[Begin Entries supplied]

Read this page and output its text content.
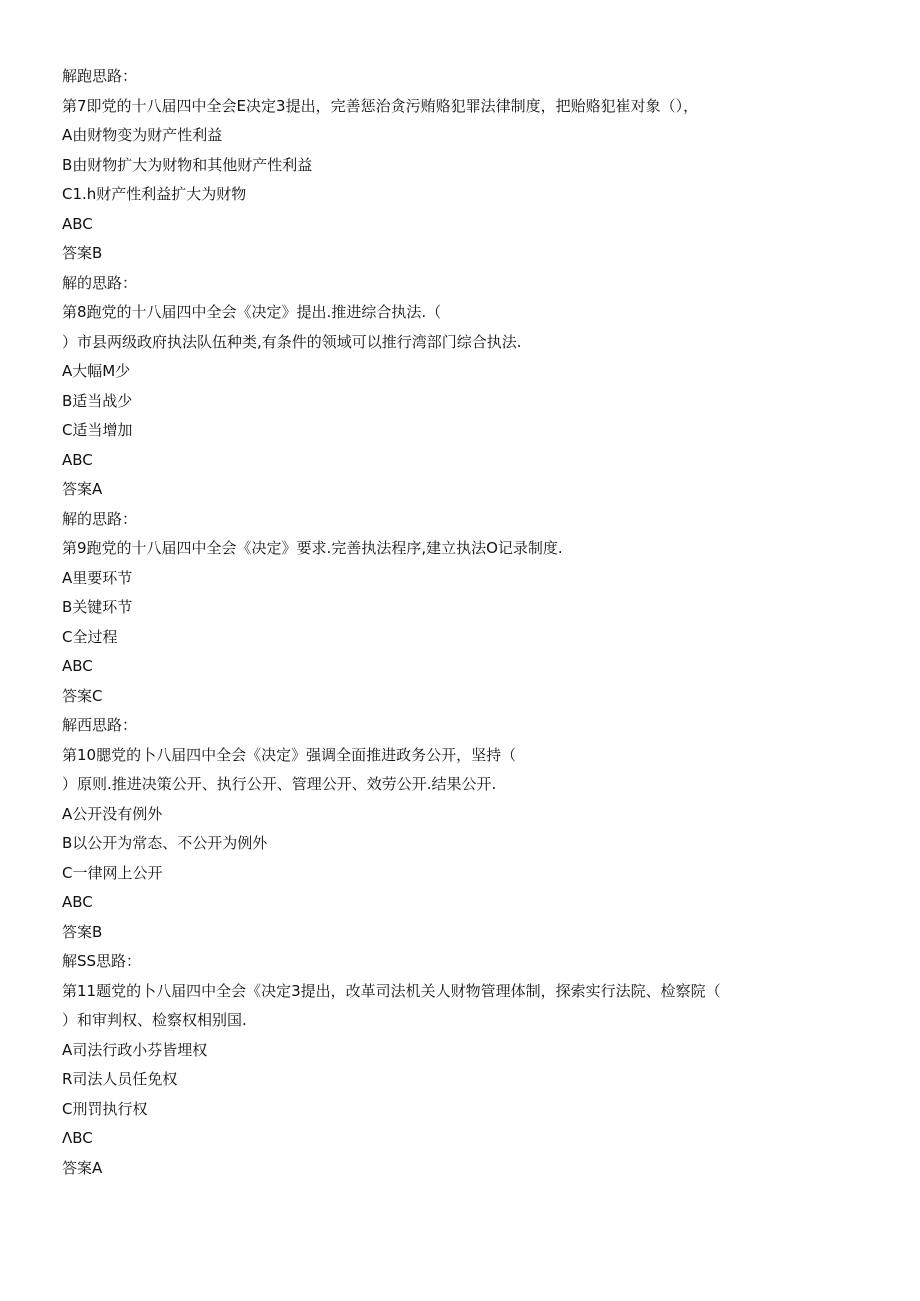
解跑思路：
第7即党的十八届四中全会E决定3提出，完善惩治贪污贿赂犯罪法律制度，把贻赂犯崔对象（），
A由财物变为财产性利益
B由财物扩大为财物和其他财产性利益
C1.h财产性利益扩大为财物
ABC
答案B
解的思路：
第8跑党的十八届四中全会《决定》提出.推进综合执法.（
）市县两级政府执法队伍种类,有条件的领域可以推行湾部门综合执法.
A大幅M少
B适当战少
C适当增加
ABC
答案A
解的思路：
第9跑党的十八届四中全会《决定》要求.完善执法程序,建立执法O记录制度.
A里要环节
B关键环节
C全过程
ABC
答案C
解西思路：
第10腮党的卜八届四中全会《决定》强调全面推进政务公开，坚持（
）原则.推进决策公开、执行公开、管理公开、效劳公开.结果公开.
A公开没有例外
B以公开为常态、不公开为例外
C一律网上公开
ABC
答案B
解SS思路：
第11题党的卜八届四中全会《决定3提出，改革司法机关人财物管理体制，探索实行法院、检察院（
）和审判权、检察权相别国.
A司法行政小芬皆埋权
R司法人员任免权
C刑罚执行权
ΛBC
答案A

[End Entries supplied]

> _What you should do_: Transcribe the whole listing, character for character, but not its images.

> _Written solution_:
Read this page and output its text content.
解跑思路：
第7即党的十八届四中全会E决定3提出，完善惩治贪污贿赂犯罪法律制度，把贻赂犯崔对象（），
A由财物变为财产性利益
B由财物扩大为财物和其他财产性利益
C1.h财产性利益扩大为财物
ABC
答案B
解的思路：
第8跑党的十八届四中全会《决定》提出.推进综合执法.（
）市县两级政府执法队伍种类,有条件的领域可以推行湾部门综合执法.
A大幅M少
B适当战少
C适当增加
ABC
答案A
解的思路：
第9跑党的十八届四中全会《决定》要求.完善执法程序,建立执法O记录制度.
A里要环节
B关键环节
C全过程
ABC
答案C
解西思路：
第10腮党的卜八届四中全会《决定》强调全面推进政务公开，坚持（
）原则.推进决策公开、执行公开、管理公开、效劳公开.结果公开.
A公开没有例外
B以公开为常态、不公开为例外
C一律网上公开
ABC
答案B
解SS思路：
第11题党的卜八届四中全会《决定3提出，改革司法机关人财物管理体制，探索实行法院、检察院（
）和审判权、检察权相别国.
A司法行政小芬皆埋权
R司法人员任免权
C刑罚执行权
ΛBC
答案A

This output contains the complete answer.